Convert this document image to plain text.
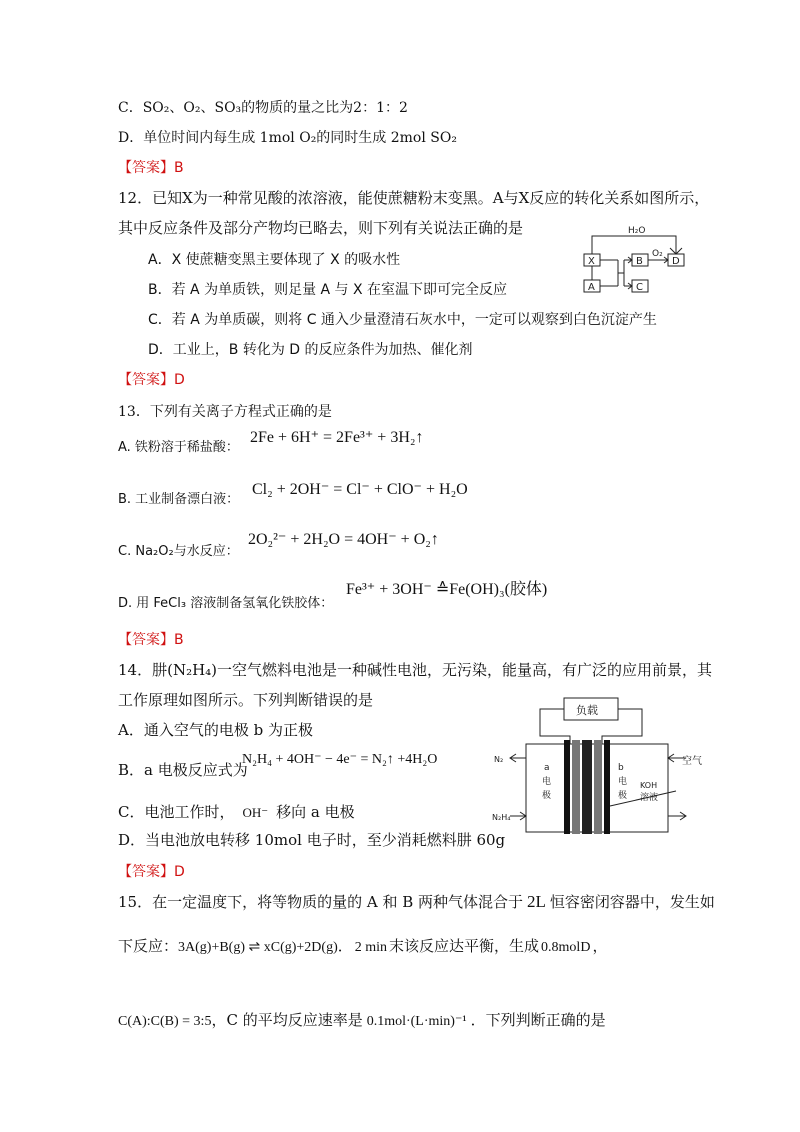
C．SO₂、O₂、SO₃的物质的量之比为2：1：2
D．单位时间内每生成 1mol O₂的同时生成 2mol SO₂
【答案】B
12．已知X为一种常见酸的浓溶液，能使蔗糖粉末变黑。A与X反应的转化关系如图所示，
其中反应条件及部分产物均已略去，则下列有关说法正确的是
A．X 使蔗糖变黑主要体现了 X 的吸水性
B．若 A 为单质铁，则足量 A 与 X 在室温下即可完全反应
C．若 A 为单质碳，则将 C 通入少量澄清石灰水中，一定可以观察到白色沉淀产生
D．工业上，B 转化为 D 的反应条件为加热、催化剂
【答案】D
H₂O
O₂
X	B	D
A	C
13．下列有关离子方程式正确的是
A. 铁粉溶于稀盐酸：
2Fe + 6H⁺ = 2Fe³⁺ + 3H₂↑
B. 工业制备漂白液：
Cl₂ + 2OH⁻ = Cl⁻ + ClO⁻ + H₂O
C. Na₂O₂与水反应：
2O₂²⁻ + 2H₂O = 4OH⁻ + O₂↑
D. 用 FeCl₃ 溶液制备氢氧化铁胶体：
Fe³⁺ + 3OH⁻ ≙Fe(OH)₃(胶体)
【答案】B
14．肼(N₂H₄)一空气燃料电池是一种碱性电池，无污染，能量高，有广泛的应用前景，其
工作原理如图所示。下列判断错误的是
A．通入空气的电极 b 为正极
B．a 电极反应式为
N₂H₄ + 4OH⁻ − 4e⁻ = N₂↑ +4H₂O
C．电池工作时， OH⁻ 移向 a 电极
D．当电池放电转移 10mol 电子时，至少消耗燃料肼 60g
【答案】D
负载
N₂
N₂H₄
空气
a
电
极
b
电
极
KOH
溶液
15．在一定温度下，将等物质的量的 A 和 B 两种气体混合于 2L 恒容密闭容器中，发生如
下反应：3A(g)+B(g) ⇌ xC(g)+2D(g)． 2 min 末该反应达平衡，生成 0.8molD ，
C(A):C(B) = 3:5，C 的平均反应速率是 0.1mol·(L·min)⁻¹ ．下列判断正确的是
=======
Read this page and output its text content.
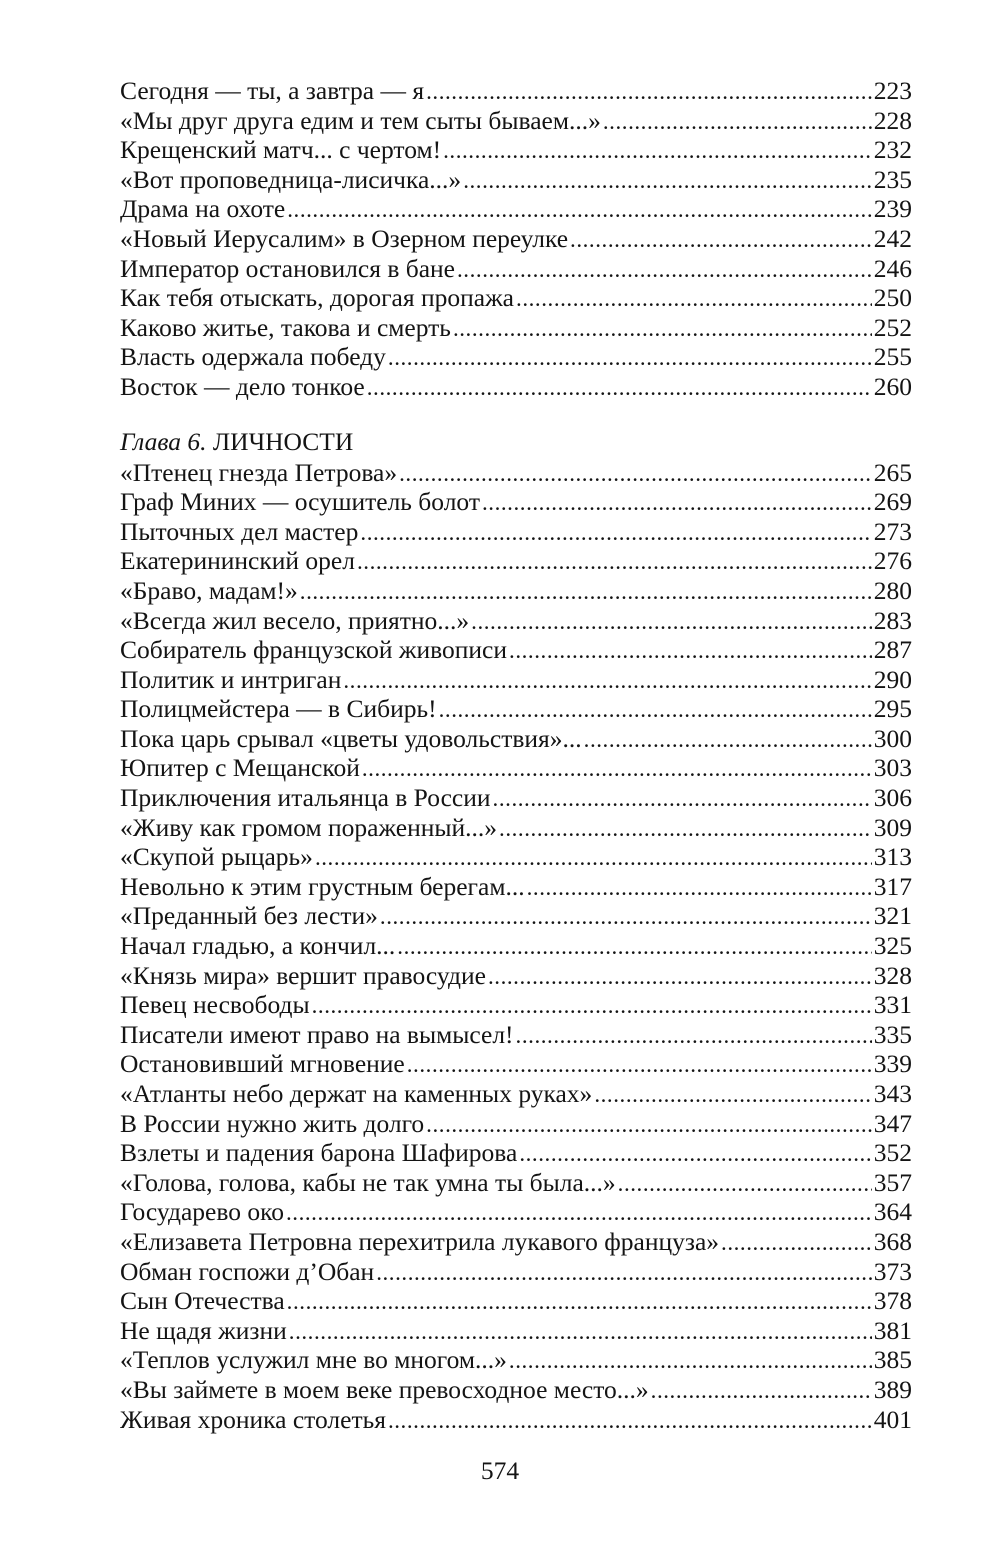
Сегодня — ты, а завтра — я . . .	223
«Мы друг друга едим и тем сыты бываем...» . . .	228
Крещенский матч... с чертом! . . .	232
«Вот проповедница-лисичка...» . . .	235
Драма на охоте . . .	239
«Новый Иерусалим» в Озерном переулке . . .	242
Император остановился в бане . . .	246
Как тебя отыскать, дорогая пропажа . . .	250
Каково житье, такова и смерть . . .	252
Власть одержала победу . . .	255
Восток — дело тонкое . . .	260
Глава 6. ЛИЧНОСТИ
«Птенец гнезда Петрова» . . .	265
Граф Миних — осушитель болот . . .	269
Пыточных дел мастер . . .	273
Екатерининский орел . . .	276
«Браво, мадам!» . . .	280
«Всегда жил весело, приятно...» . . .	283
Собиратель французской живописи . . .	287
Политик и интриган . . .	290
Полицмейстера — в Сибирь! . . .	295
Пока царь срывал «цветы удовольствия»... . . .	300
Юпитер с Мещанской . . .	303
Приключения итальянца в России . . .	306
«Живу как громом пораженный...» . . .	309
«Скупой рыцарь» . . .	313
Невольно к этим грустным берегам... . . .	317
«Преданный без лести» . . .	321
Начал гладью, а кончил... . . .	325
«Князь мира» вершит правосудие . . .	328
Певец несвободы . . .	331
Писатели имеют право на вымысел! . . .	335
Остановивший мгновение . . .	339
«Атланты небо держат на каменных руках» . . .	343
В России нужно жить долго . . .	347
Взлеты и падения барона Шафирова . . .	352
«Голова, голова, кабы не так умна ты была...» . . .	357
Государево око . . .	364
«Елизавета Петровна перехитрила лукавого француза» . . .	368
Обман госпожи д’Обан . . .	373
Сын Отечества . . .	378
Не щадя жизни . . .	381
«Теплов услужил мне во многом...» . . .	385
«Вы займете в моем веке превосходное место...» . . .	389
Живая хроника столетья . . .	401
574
=======
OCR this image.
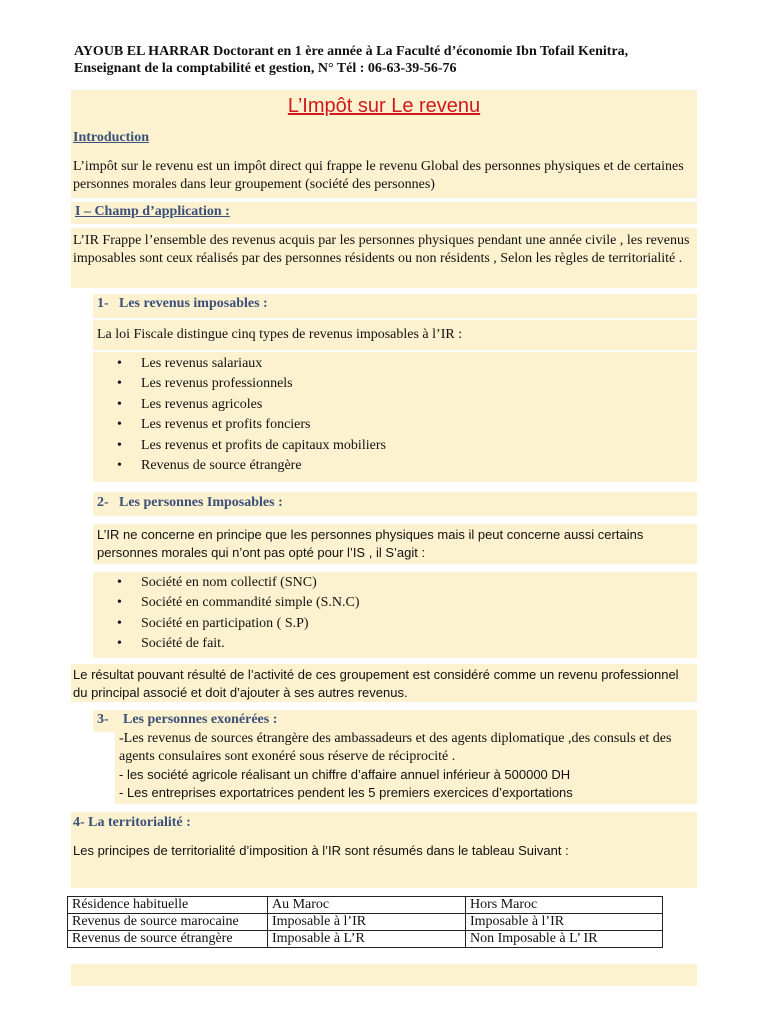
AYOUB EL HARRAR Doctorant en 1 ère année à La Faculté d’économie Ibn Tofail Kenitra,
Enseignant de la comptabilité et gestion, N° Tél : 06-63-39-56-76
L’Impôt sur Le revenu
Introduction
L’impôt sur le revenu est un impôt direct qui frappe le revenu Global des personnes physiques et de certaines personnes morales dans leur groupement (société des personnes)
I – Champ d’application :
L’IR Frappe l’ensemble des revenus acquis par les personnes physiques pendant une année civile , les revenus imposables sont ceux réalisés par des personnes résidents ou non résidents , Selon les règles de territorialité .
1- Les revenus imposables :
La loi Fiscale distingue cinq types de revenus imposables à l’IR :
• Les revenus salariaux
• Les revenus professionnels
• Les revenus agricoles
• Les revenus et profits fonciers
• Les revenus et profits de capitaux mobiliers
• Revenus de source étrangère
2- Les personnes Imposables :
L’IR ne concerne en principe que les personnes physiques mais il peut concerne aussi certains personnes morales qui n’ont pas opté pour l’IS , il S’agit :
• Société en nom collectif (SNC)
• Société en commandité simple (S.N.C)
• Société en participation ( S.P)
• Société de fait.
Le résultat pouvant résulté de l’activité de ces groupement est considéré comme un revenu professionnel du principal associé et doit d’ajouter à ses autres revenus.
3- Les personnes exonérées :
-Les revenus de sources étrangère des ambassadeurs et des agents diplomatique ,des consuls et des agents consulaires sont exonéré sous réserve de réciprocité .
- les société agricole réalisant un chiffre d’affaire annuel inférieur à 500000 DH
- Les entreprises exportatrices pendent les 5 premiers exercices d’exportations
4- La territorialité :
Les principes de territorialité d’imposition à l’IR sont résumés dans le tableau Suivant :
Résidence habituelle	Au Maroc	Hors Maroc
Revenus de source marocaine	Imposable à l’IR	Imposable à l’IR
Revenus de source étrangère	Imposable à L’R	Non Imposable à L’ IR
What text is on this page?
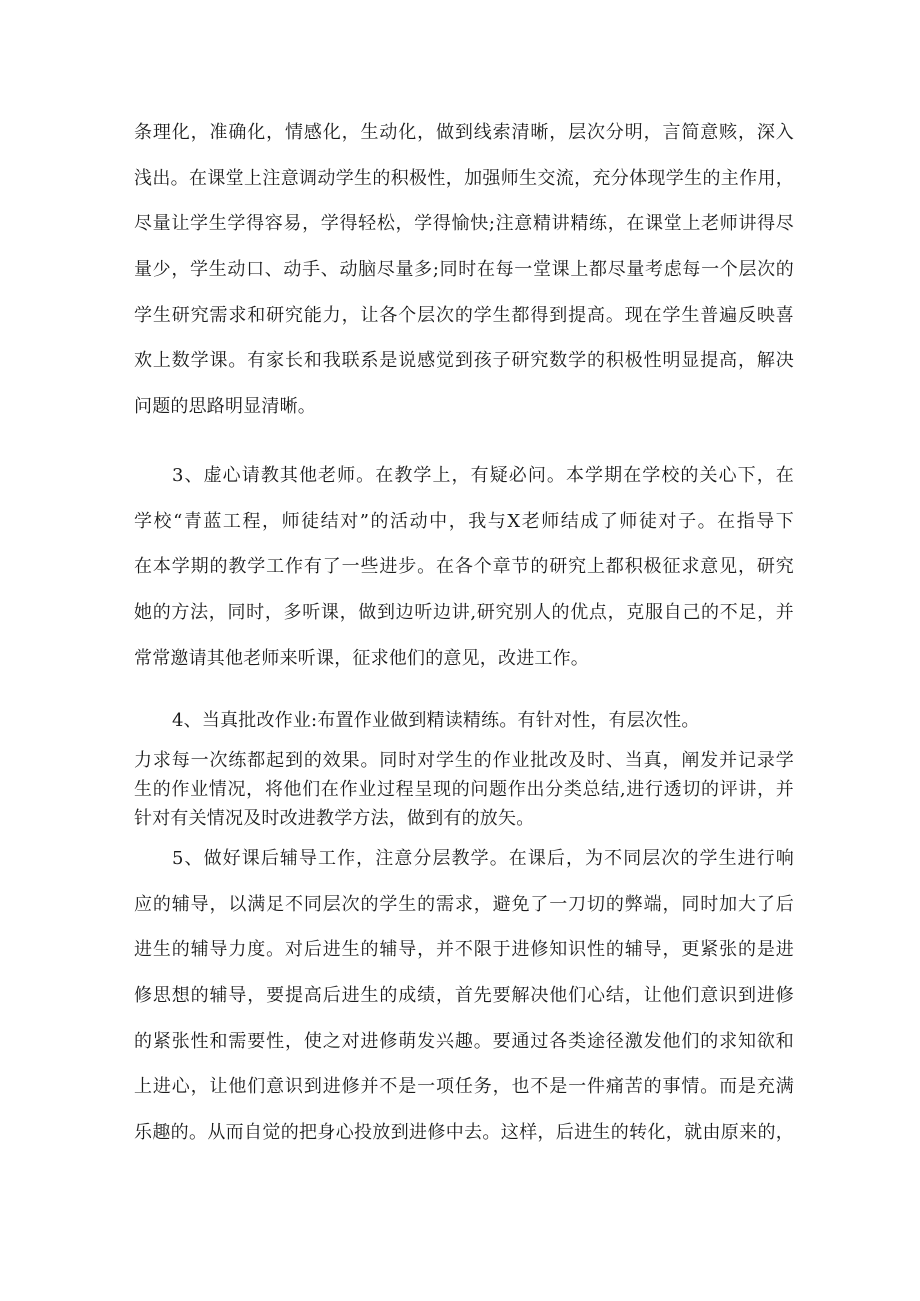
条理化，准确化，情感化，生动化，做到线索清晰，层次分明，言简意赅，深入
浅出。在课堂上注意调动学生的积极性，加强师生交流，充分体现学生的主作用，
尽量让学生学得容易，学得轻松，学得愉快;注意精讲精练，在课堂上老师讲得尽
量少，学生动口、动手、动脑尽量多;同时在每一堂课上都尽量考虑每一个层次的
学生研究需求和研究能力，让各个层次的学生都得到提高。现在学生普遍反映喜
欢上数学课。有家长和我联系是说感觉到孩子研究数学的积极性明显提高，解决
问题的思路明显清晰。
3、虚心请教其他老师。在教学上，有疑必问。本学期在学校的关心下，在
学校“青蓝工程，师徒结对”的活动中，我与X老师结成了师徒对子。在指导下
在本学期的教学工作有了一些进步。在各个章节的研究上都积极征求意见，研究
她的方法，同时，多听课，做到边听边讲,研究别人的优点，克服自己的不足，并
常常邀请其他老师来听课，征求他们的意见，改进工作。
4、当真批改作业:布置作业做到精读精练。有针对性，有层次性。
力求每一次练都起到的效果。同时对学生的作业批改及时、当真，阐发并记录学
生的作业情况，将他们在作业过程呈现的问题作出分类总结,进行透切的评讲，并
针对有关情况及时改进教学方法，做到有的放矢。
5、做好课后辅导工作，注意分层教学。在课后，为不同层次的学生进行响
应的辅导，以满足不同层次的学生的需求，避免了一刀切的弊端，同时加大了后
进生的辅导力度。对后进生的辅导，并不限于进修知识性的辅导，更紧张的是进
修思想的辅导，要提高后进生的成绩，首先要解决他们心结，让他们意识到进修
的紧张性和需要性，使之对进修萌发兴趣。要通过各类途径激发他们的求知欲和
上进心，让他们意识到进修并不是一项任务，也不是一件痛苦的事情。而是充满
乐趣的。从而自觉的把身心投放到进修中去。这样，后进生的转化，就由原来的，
=======
— DESCRIPTION OF THE TASK —
Which lines hold the string "dans"? Copy all of them from the data above.

— COMPLETE OUTPUT —
L’impôt sur le revenu est un impôt direct qui frappe le revenu Global des personnes physiques et de certaines personnes morales dans leur groupement (société des personnes)
Les principes de territorialité d’imposition à l’IR sont résumés dans le tableau Suivant :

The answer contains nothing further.